● Set problem
Will you give every entry again exactly as it stands?

● Supplied data
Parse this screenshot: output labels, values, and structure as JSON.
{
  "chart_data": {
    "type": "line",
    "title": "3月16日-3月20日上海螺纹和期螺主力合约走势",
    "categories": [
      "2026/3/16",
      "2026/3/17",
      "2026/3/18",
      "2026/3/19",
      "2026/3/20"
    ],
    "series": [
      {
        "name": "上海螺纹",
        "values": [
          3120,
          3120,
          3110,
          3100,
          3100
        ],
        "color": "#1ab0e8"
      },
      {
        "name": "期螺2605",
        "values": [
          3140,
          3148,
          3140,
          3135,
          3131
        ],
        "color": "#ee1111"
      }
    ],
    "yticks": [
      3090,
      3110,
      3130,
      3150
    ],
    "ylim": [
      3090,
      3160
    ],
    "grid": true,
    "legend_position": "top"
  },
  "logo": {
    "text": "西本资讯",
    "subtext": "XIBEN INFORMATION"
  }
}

● Written solution
Parse this screenshot: output labels, values, and structure as JSON.
{
  "chart_data": {
    "type": "line",
    "title": "3月16日-3月20日上海螺纹和期螺主力合约走势",
    "categories": [
      "2026/3/16",
      "2026/3/17",
      "2026/3/18",
      "2026/3/19",
      "2026/3/20"
    ],
    "series": [
      {
        "name": "上海螺纹",
        "values": [
          3120,
          3120,
          3110,
          3100,
          3100
        ],
        "color": "#1ab0e8"
      },
      {
        "name": "期螺2605",
        "values": [
          3140,
          3148,
          3140,
          3135,
          3131
        ],
        "color": "#ee1111"
      }
    ],
    "yticks": [
      3090,
      3110,
      3130,
      3150
    ],
    "ylim": [
      3090,
      3160
    ],
    "grid": true,
    "legend_position": "top"
  },
  "logo": {
    "text": "西本资讯",
    "subtext": "XIBEN INFORMATION"
  }
}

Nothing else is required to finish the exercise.